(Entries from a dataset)
■ ■ ■ ■

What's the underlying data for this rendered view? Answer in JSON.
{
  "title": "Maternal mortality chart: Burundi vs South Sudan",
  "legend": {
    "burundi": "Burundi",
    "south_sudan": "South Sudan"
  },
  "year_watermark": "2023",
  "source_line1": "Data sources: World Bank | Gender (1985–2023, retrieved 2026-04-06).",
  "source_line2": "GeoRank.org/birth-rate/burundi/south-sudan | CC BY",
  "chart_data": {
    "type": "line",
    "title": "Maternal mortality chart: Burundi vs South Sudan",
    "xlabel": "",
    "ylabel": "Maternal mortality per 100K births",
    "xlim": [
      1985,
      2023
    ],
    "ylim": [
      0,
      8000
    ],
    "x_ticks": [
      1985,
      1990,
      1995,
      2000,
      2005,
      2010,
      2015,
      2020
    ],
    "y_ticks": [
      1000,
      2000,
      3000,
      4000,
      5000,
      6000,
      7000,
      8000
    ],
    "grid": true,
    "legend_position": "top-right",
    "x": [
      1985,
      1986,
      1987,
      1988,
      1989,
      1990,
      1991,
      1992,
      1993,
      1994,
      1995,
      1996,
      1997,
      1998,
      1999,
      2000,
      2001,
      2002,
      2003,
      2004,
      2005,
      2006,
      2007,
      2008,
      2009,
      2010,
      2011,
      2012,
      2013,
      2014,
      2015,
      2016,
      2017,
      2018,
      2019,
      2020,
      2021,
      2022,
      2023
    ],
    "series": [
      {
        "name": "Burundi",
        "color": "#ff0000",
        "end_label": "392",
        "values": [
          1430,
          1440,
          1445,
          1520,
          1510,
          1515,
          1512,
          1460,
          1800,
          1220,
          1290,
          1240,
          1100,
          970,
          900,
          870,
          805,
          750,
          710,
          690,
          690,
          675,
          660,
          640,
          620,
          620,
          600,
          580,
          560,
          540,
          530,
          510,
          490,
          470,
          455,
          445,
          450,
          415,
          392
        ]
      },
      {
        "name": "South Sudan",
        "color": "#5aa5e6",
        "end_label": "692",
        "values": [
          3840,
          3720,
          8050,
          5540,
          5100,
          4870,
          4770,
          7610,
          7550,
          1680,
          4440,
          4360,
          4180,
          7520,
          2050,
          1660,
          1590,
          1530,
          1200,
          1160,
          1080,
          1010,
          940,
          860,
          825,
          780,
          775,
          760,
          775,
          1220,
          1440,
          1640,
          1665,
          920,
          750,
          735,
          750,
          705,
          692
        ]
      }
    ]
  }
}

■ ■ ■ ■

Work instructions:
Print every entry exactly as written.

The output:
What's the underlying data for this rendered view? Answer in JSON.
{
  "title": "Maternal mortality chart: Burundi vs South Sudan",
  "legend": {
    "burundi": "Burundi",
    "south_sudan": "South Sudan"
  },
  "year_watermark": "2023",
  "source_line1": "Data sources: World Bank | Gender (1985–2023, retrieved 2026-04-06).",
  "source_line2": "GeoRank.org/birth-rate/burundi/south-sudan | CC BY",
  "chart_data": {
    "type": "line",
    "title": "Maternal mortality chart: Burundi vs South Sudan",
    "xlabel": "",
    "ylabel": "Maternal mortality per 100K births",
    "xlim": [
      1985,
      2023
    ],
    "ylim": [
      0,
      8000
    ],
    "x_ticks": [
      1985,
      1990,
      1995,
      2000,
      2005,
      2010,
      2015,
      2020
    ],
    "y_ticks": [
      1000,
      2000,
      3000,
      4000,
      5000,
      6000,
      7000,
      8000
    ],
    "grid": true,
    "legend_position": "top-right",
    "x": [
      1985,
      1986,
      1987,
      1988,
      1989,
      1990,
      1991,
      1992,
      1993,
      1994,
      1995,
      1996,
      1997,
      1998,
      1999,
      2000,
      2001,
      2002,
      2003,
      2004,
      2005,
      2006,
      2007,
      2008,
      2009,
      2010,
      2011,
      2012,
      2013,
      2014,
      2015,
      2016,
      2017,
      2018,
      2019,
      2020,
      2021,
      2022,
      2023
    ],
    "series": [
      {
        "name": "Burundi",
        "color": "#ff0000",
        "end_label": "392",
        "values": [
          1430,
          1440,
          1445,
          1520,
          1510,
          1515,
          1512,
          1460,
          1800,
          1220,
          1290,
          1240,
          1100,
          970,
          900,
          870,
          805,
          750,
          710,
          690,
          690,
          675,
          660,
          640,
          620,
          620,
          600,
          580,
          560,
          540,
          530,
          510,
          490,
          470,
          455,
          445,
          450,
          415,
          392
        ]
      },
      {
        "name": "South Sudan",
        "color": "#5aa5e6",
        "end_label": "692",
        "values": [
          3840,
          3720,
          8050,
          5540,
          5100,
          4870,
          4770,
          7610,
          7550,
          1680,
          4440,
          4360,
          4180,
          7520,
          2050,
          1660,
          1590,
          1530,
          1200,
          1160,
          1080,
          1010,
          940,
          860,
          825,
          780,
          775,
          760,
          775,
          1220,
          1440,
          1640,
          1665,
          920,
          750,
          735,
          750,
          705,
          692
        ]
      }
    ]
  }
}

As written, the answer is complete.